*SHORT TASK:* All records below must be retyped exactly.

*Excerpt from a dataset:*
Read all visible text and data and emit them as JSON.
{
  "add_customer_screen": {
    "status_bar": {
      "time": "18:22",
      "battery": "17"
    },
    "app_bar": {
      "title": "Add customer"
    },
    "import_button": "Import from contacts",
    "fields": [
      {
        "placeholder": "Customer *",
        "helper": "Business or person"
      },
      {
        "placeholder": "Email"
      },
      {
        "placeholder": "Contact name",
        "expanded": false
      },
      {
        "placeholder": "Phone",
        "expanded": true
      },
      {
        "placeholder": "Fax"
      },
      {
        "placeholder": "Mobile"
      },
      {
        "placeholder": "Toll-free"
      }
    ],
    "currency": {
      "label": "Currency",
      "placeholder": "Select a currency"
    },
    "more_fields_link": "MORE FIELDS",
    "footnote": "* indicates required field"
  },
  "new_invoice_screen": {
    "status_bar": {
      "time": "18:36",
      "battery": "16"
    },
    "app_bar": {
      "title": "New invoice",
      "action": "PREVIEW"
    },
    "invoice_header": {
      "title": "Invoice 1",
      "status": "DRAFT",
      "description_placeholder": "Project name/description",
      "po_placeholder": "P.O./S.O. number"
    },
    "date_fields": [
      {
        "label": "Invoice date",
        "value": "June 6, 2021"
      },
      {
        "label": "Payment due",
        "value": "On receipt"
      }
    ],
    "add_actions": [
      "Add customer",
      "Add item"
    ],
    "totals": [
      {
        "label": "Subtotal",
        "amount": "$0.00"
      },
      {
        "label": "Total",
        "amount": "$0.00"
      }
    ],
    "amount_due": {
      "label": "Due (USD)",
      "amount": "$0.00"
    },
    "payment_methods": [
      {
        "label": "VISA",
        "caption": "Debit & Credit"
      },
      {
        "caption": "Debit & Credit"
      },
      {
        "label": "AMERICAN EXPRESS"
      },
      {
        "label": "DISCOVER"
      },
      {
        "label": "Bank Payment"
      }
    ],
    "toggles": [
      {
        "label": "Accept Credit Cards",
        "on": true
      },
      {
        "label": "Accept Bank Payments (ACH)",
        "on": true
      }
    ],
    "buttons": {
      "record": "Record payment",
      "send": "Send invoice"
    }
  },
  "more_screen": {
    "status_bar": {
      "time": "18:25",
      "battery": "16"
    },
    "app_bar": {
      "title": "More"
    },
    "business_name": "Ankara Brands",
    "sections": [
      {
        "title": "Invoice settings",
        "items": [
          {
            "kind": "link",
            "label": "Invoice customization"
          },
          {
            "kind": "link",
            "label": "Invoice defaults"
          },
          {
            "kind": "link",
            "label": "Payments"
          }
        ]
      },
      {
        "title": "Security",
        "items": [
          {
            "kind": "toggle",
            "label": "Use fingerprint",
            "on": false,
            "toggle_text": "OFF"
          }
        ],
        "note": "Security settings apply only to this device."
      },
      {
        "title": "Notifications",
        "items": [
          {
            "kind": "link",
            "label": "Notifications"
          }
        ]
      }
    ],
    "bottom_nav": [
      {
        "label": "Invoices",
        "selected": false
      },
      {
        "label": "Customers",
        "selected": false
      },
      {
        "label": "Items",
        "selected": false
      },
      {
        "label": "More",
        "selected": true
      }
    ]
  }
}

*RESULT FOR THIS TASK:*
Read all visible text and data and emit them as JSON.
{
  "add_customer_screen": {
    "status_bar": {
      "time": "18:22",
      "battery": "17"
    },
    "app_bar": {
      "title": "Add customer"
    },
    "import_button": "Import from contacts",
    "fields": [
      {
        "placeholder": "Customer *",
        "helper": "Business or person"
      },
      {
        "placeholder": "Email"
      },
      {
        "placeholder": "Contact name",
        "expanded": false
      },
      {
        "placeholder": "Phone",
        "expanded": true
      },
      {
        "placeholder": "Fax"
      },
      {
        "placeholder": "Mobile"
      },
      {
        "placeholder": "Toll-free"
      }
    ],
    "currency": {
      "label": "Currency",
      "placeholder": "Select a currency"
    },
    "more_fields_link": "MORE FIELDS",
    "footnote": "* indicates required field"
  },
  "new_invoice_screen": {
    "status_bar": {
      "time": "18:36",
      "battery": "16"
    },
    "app_bar": {
      "title": "New invoice",
      "action": "PREVIEW"
    },
    "invoice_header": {
      "title": "Invoice 1",
      "status": "DRAFT",
      "description_placeholder": "Project name/description",
      "po_placeholder": "P.O./S.O. number"
    },
    "date_fields": [
      {
        "label": "Invoice date",
        "value": "June 6, 2021"
      },
      {
        "label": "Payment due",
        "value": "On receipt"
      }
    ],
    "add_actions": [
      "Add customer",
      "Add item"
    ],
    "totals": [
      {
        "label": "Subtotal",
        "amount": "$0.00"
      },
      {
        "label": "Total",
        "amount": "$0.00"
      }
    ],
    "amount_due": {
      "label": "Due (USD)",
      "amount": "$0.00"
    },
    "payment_methods": [
      {
        "label": "VISA",
        "caption": "Debit & Credit"
      },
      {
        "caption": "Debit & Credit"
      },
      {
        "label": "AMERICAN EXPRESS"
      },
      {
        "label": "DISCOVER"
      },
      {
        "label": "Bank Payment"
      }
    ],
    "toggles": [
      {
        "label": "Accept Credit Cards",
        "on": true
      },
      {
        "label": "Accept Bank Payments (ACH)",
        "on": true
      }
    ],
    "buttons": {
      "record": "Record payment",
      "send": "Send invoice"
    }
  },
  "more_screen": {
    "status_bar": {
      "time": "18:25",
      "battery": "16"
    },
    "app_bar": {
      "title": "More"
    },
    "business_name": "Ankara Brands",
    "sections": [
      {
        "title": "Invoice settings",
        "items": [
          {
            "kind": "link",
            "label": "Invoice customization"
          },
          {
            "kind": "link",
            "label": "Invoice defaults"
          },
          {
            "kind": "link",
            "label": "Payments"
          }
        ]
      },
      {
        "title": "Security",
        "items": [
          {
            "kind": "toggle",
            "label": "Use fingerprint",
            "on": false,
            "toggle_text": "OFF"
          }
        ],
        "note": "Security settings apply only to this device."
      },
      {
        "title": "Notifications",
        "items": [
          {
            "kind": "link",
            "label": "Notifications"
          }
        ]
      }
    ],
    "bottom_nav": [
      {
        "label": "Invoices",
        "selected": false
      },
      {
        "label": "Customers",
        "selected": false
      },
      {
        "label": "Items",
        "selected": false
      },
      {
        "label": "More",
        "selected": true
      }
    ]
  }
}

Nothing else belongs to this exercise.